*Recorded data*.

☆ ☆ ☆ ☆ ☆ ☆ ☆

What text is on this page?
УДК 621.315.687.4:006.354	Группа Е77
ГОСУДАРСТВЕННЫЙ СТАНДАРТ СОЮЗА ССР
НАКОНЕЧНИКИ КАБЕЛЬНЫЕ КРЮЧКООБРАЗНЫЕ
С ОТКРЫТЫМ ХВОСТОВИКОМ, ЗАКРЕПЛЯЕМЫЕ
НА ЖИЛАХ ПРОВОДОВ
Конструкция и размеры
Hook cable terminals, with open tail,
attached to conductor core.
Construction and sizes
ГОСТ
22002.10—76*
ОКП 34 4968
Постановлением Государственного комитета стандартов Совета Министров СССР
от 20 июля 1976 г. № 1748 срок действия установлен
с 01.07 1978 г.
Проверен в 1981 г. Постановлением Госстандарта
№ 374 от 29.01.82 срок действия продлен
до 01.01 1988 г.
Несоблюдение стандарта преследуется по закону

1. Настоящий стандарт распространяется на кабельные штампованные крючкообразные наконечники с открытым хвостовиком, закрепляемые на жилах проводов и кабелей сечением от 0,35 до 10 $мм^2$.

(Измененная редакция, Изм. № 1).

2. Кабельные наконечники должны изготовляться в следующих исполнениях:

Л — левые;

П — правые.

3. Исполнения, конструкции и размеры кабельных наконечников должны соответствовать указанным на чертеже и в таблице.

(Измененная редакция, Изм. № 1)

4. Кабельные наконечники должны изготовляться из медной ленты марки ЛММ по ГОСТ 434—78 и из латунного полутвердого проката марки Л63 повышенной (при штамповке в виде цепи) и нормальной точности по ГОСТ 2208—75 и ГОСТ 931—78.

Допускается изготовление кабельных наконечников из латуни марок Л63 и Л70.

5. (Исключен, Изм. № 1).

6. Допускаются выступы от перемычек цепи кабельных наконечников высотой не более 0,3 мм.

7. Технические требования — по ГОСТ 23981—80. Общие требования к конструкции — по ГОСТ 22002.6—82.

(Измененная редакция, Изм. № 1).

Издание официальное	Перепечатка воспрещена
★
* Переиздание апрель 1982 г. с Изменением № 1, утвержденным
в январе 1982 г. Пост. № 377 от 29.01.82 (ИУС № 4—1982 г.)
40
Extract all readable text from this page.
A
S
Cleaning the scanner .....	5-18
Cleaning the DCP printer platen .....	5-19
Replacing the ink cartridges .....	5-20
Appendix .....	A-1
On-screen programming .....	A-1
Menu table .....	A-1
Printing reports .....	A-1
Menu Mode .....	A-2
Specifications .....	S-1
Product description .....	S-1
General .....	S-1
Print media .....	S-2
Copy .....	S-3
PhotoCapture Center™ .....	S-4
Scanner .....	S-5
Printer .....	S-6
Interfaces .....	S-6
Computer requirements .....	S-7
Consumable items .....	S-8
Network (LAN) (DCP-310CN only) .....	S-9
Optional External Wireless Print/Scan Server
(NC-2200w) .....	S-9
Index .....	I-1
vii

☆ ☆ ☆ ☆ ☆ ☆ ☆

*Task requirements*. Tally the lines of the data that contain the string "изготовляться" and report the total alone.

*Answer for the task*. 2